- EXCERPTED RECORDS:
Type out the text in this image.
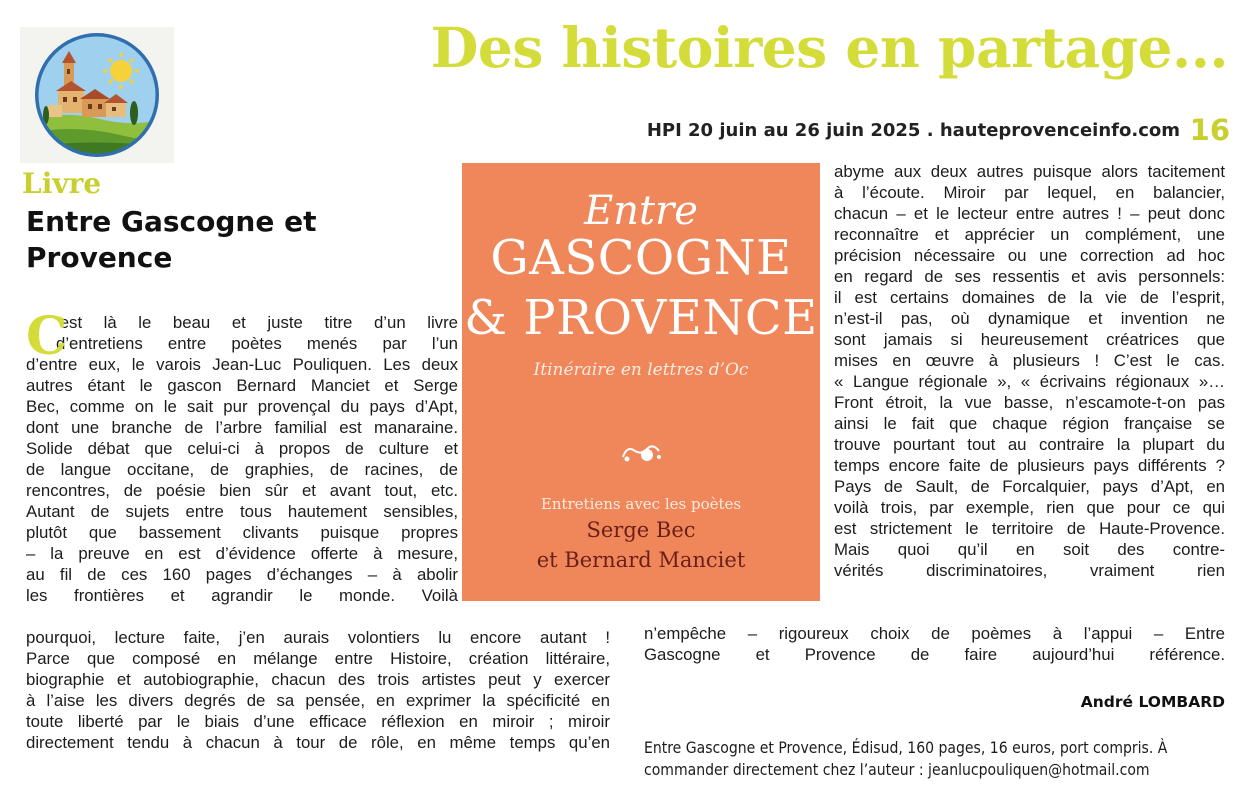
Des histoires en partage...
HPI 20 juin au 26 juin 2025 . hauteprovenceinfo.com 16
Livre
Entre Gascogne et
Provence
C
’est là le beau et juste titre d’un livre
d’entretiens entre poètes menés par l’un
d’entre eux, le varois Jean-Luc Pouliquen. Les deux
autres étant le gascon Bernard Manciet et Serge
Bec, comme on le sait pur provençal du pays d’Apt,
dont une branche de l’arbre familial est manaraine.
Solide débat que celui-ci à propos de culture et
de langue occitane, de graphies, de racines, de
rencontres, de poésie bien sûr et avant tout, etc.
Autant de sujets entre tous hautement sensibles,
plutôt que bassement clivants puisque propres
– la preuve en est d’évidence offerte à mesure,
au fil de ces 160 pages d’échanges – à abolir
les frontières et agrandir le monde. Voilà
pourquoi, lecture faite, j’en aurais volontiers lu encore autant !
Parce que composé en mélange entre Histoire, création littéraire,
biographie et autobiographie, chacun des trois artistes peut y exercer
à l’aise les divers degrés de sa pensée, en exprimer la spécificité en
toute liberté par le biais d’une efficace réflexion en miroir ; miroir
directement tendu à chacun à tour de rôle, en même temps qu’en
Entre
GASCOGNE
& PROVENCE
Itinéraire en lettres d’Oc
Entretiens avec les poètes
Serge Bec
et Bernard Manciet
abyme aux deux autres puisque alors tacitement
à l’écoute. Miroir par lequel, en balancier,
chacun – et le lecteur entre autres ! – peut donc
reconnaître et apprécier un complément, une
précision nécessaire ou une correction ad hoc
en regard de ses ressentis et avis personnels:
il est certains domaines de la vie de l’esprit,
n’est-il pas, où dynamique et invention ne
sont jamais si heureusement créatrices que
mises en œuvre à plusieurs ! C’est le cas.
« Langue régionale », « écrivains régionaux »…
Front étroit, la vue basse, n’escamote-t-on pas
ainsi le fait que chaque région française se
trouve pourtant tout au contraire la plupart du
temps encore faite de plusieurs pays différents ?
Pays de Sault, de Forcalquier, pays d’Apt, en
voilà trois, par exemple, rien que pour ce qui
est strictement le territoire de Haute-Provence.
Mais quoi qu’il en soit des contre-
vérités discriminatoires, vraiment rien
n’empêche – rigoureux choix de poèmes à l’appui – Entre
Gascogne et Provence de faire aujourd’hui référence.
André LOMBARD
Entre Gascogne et Provence, Édisud, 160 pages, 16 euros, port compris. À
commander directement chez l’auteur : jeanlucpouliquen@hotmail.com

- THE TASK:
From the records given above, copy all lines containing "directement".

- SOLUTION TO THE EXERCISE:
directement tendu à chacun à tour de rôle, en même temps qu’en
commander directement chez l’auteur : jeanlucpouliquen@hotmail.com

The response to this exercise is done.